> _What needs to be done_
Copy all lines of the listing that include the string "change".

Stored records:
BEGIN
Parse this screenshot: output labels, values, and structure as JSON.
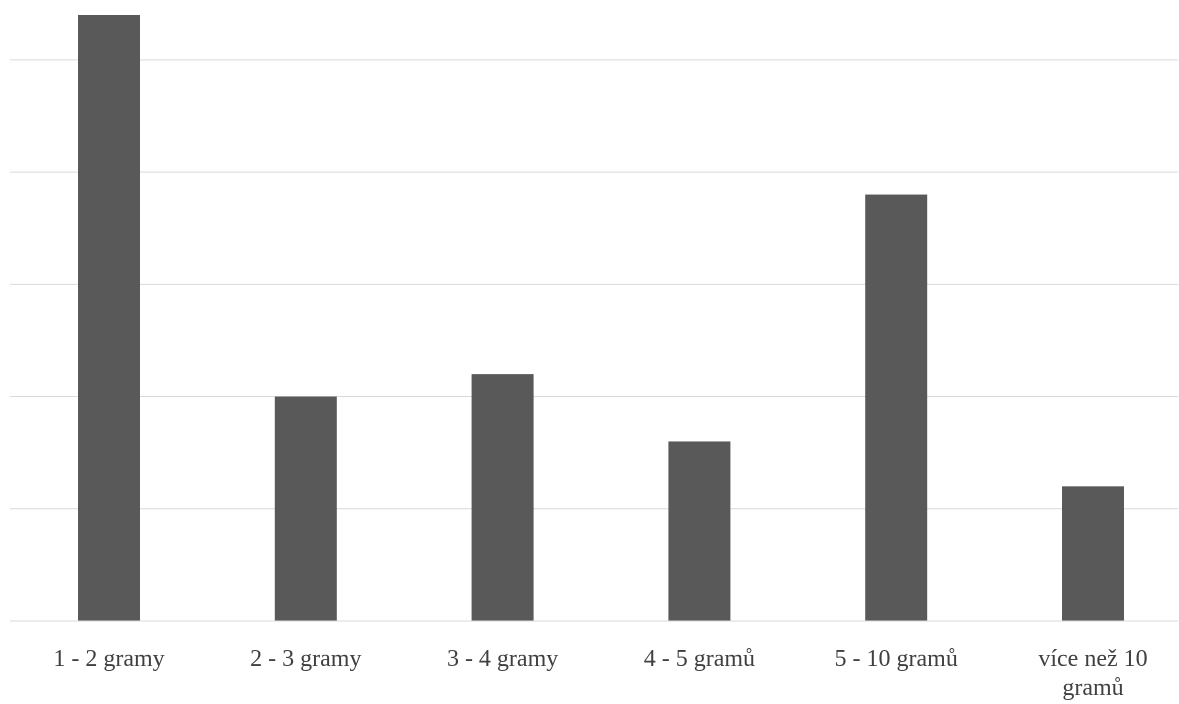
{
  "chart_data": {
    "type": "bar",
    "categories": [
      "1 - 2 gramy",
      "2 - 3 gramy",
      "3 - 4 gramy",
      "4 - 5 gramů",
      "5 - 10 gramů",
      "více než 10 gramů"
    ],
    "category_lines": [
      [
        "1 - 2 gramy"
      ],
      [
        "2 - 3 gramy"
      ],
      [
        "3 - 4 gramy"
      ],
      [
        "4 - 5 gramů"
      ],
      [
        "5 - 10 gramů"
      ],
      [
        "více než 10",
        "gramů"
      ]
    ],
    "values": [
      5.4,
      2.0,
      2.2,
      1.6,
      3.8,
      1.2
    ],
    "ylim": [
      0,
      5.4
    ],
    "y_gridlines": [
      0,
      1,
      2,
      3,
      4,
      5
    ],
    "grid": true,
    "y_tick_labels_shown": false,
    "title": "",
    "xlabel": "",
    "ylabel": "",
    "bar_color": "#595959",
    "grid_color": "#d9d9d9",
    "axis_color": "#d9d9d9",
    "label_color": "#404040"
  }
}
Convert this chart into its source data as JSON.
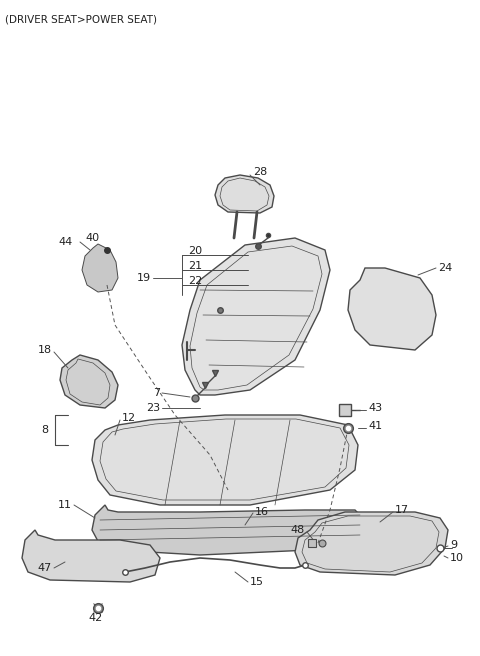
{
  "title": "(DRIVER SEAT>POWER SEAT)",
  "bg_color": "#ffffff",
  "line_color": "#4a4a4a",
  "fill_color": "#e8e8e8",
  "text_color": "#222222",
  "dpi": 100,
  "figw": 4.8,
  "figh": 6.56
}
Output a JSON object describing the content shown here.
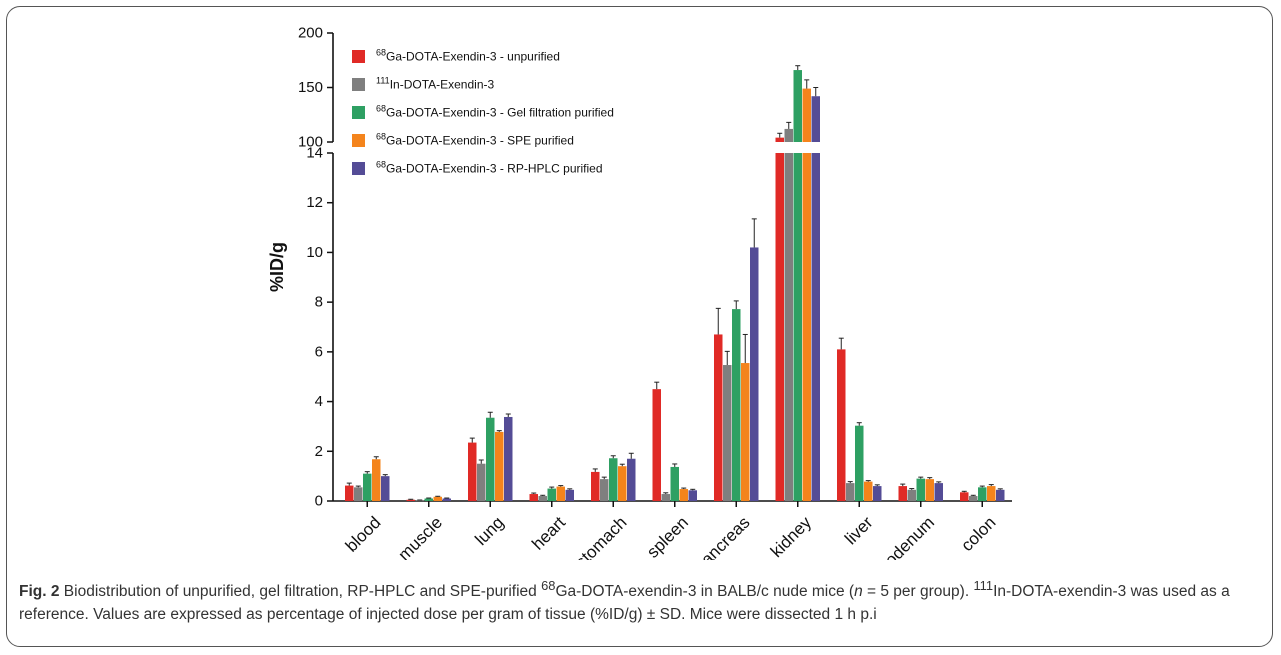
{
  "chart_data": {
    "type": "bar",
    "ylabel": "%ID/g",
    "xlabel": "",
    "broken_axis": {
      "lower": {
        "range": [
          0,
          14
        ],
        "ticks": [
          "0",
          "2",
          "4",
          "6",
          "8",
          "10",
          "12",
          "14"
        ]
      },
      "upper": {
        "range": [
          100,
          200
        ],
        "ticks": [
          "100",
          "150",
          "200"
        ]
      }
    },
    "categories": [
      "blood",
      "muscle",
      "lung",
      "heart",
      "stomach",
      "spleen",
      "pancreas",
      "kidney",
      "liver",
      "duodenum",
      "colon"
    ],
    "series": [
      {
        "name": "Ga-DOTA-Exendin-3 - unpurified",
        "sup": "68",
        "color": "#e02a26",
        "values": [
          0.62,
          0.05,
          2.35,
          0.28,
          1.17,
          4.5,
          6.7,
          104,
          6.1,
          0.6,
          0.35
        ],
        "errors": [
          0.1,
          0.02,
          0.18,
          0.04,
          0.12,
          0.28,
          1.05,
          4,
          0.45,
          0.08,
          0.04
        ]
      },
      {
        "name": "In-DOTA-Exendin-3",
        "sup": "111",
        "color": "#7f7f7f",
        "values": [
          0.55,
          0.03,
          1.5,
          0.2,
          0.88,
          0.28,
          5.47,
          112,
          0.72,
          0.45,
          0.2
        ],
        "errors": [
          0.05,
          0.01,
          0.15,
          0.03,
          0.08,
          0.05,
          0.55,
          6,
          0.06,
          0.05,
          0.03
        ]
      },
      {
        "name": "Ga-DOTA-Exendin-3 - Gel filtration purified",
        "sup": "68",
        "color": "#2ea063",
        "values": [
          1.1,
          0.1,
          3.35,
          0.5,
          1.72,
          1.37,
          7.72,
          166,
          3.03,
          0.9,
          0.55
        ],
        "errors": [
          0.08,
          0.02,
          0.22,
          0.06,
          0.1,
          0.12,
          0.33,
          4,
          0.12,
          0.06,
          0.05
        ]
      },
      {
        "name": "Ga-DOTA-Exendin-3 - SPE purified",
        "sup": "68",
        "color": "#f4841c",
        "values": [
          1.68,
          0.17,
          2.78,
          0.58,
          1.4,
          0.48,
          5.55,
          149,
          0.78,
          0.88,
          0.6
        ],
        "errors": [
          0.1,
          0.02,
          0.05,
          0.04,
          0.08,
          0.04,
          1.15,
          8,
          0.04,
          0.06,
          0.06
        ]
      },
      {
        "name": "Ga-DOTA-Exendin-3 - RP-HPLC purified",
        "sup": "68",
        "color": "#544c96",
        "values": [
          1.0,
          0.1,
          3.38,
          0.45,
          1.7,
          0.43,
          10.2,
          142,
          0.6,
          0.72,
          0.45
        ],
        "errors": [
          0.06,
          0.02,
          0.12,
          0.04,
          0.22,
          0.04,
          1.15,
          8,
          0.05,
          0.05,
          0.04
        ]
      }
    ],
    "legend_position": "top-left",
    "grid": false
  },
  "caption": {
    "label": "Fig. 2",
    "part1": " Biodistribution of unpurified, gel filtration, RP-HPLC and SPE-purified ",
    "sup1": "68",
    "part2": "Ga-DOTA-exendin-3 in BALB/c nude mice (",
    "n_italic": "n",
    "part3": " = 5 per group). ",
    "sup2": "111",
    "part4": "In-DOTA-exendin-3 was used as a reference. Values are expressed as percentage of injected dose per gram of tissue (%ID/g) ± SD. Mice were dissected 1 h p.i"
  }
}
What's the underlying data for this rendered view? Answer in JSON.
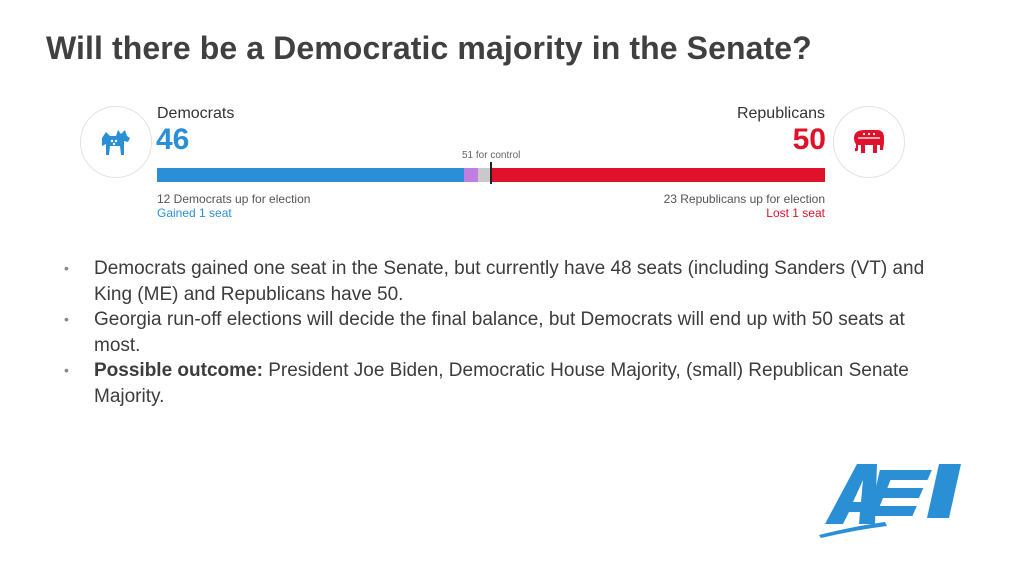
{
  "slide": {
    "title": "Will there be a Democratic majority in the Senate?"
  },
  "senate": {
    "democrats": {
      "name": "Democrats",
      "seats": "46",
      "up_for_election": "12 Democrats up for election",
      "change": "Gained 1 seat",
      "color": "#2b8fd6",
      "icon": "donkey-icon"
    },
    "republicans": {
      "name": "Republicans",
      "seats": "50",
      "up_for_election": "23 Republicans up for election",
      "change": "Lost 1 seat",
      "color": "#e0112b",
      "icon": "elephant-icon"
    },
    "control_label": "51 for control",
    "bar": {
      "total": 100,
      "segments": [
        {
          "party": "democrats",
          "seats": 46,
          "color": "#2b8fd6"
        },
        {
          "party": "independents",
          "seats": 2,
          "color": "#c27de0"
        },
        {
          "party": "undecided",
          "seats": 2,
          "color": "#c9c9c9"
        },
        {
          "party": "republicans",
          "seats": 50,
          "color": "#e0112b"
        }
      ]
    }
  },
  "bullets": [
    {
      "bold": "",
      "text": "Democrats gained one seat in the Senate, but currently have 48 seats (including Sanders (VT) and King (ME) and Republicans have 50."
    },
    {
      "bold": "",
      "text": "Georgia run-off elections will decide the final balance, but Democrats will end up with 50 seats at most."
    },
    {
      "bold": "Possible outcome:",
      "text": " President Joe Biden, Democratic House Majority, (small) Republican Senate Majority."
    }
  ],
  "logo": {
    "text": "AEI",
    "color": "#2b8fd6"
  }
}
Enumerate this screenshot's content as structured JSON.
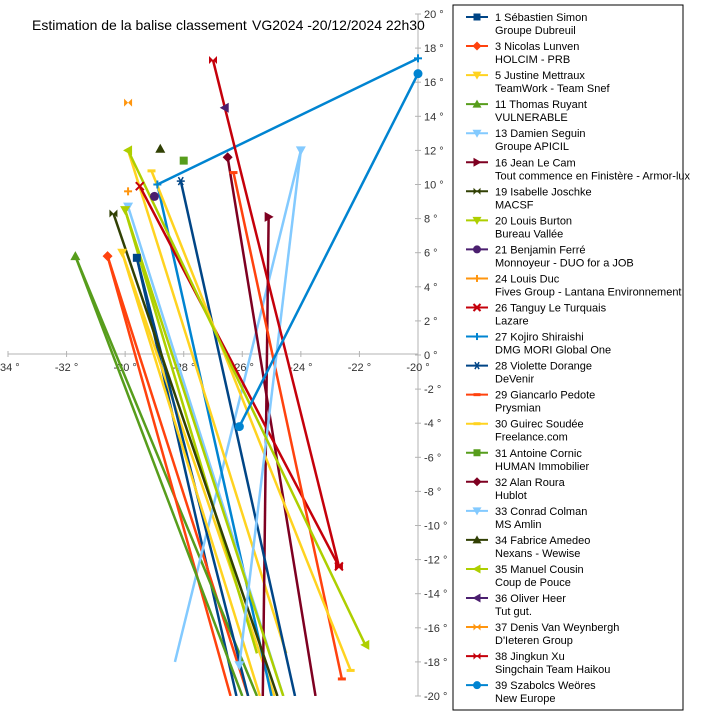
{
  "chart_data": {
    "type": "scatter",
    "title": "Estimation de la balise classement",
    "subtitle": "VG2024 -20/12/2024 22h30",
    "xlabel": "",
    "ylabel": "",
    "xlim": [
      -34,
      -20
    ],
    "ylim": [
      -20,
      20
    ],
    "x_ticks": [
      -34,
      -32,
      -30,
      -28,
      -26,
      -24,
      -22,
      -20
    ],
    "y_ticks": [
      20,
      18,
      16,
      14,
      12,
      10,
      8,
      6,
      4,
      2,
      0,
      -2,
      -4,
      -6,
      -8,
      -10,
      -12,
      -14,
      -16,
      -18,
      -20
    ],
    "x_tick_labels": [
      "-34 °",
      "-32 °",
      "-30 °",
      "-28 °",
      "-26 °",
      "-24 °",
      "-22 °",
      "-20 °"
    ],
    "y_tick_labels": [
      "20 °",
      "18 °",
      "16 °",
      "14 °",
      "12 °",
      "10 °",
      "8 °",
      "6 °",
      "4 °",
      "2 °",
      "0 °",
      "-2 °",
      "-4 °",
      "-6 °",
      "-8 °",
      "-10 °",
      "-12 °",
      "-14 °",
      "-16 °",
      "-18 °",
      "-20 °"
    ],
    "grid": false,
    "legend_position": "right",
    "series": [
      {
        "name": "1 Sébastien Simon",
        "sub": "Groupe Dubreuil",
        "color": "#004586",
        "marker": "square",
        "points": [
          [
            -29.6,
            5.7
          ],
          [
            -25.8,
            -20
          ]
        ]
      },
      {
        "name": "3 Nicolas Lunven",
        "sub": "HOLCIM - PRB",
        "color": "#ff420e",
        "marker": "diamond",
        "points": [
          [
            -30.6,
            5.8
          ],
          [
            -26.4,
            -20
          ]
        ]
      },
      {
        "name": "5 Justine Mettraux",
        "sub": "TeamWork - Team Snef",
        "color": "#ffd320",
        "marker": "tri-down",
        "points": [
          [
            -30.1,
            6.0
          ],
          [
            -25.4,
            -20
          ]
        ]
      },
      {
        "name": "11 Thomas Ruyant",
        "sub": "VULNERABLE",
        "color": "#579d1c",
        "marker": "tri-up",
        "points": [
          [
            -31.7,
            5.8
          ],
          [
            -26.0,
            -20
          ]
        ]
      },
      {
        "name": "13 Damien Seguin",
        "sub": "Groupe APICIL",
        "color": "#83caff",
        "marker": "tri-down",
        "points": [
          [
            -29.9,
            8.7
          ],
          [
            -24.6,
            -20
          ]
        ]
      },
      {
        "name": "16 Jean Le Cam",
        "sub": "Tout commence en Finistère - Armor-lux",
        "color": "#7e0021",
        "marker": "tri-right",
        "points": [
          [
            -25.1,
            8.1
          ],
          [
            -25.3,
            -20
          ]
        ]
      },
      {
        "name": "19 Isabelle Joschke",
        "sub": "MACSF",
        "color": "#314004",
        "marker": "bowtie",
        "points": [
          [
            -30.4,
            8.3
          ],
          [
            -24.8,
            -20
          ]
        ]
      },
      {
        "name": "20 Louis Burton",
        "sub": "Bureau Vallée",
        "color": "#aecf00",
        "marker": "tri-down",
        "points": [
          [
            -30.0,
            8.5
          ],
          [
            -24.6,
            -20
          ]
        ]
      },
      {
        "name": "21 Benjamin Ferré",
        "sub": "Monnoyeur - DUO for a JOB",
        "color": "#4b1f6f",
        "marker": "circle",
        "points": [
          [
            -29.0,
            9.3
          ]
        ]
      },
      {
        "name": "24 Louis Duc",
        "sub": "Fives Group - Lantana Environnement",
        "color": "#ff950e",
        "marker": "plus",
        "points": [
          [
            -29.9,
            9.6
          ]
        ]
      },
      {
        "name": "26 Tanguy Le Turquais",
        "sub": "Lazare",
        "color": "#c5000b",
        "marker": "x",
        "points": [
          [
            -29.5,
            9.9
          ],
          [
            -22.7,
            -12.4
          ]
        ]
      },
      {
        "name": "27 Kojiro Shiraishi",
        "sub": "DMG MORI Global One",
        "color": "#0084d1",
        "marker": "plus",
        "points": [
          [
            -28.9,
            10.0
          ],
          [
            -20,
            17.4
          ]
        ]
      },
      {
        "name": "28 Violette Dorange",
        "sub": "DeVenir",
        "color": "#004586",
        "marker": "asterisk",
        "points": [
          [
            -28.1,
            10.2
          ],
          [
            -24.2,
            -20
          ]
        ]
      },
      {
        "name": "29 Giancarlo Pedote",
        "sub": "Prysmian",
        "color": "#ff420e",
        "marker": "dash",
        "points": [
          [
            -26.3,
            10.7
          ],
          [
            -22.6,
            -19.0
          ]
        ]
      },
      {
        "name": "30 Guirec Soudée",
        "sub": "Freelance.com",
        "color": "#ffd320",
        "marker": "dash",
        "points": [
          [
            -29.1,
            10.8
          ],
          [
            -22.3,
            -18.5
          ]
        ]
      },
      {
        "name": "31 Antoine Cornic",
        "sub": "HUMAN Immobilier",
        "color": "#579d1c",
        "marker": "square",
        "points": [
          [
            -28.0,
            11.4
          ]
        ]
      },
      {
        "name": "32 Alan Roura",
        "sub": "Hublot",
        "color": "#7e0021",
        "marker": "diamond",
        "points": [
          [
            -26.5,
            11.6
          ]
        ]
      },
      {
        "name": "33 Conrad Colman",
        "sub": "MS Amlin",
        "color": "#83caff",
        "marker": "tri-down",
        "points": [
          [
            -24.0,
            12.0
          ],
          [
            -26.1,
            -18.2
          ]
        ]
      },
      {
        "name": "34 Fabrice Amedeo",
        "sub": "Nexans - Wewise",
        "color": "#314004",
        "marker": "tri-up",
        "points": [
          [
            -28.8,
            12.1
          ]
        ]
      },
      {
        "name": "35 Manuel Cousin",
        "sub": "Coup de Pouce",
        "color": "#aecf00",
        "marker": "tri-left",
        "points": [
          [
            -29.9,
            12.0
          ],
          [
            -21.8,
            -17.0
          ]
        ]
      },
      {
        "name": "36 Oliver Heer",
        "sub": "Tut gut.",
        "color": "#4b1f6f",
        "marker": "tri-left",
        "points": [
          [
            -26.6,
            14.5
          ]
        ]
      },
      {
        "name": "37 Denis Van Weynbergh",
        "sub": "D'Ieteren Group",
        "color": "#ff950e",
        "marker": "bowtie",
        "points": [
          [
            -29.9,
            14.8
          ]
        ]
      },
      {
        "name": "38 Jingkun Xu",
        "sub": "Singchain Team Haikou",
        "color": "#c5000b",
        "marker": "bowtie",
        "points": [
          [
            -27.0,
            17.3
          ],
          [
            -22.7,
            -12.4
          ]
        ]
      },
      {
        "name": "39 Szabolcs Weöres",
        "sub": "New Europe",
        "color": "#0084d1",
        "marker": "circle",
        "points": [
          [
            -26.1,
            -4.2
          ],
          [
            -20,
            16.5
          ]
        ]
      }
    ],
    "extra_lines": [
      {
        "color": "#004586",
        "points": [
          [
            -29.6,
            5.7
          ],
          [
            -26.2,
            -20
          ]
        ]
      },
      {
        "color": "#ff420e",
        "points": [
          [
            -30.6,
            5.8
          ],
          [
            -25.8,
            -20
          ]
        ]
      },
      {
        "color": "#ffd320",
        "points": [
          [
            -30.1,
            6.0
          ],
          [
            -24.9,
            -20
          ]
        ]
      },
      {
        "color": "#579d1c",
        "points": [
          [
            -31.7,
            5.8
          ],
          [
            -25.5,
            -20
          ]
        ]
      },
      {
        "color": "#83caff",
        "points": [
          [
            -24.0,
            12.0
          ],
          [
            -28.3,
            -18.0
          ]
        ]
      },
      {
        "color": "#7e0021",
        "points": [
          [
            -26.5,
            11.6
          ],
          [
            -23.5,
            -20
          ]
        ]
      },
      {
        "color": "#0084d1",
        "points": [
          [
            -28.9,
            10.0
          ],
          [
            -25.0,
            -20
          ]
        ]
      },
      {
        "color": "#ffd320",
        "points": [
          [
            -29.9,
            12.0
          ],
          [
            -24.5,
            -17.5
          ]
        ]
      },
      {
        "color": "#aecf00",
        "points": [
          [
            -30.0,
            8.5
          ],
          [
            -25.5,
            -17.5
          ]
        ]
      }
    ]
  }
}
END
> _Response to the task_
      "change": "Gained 1 seat",
      "change": "Lost 1 seat",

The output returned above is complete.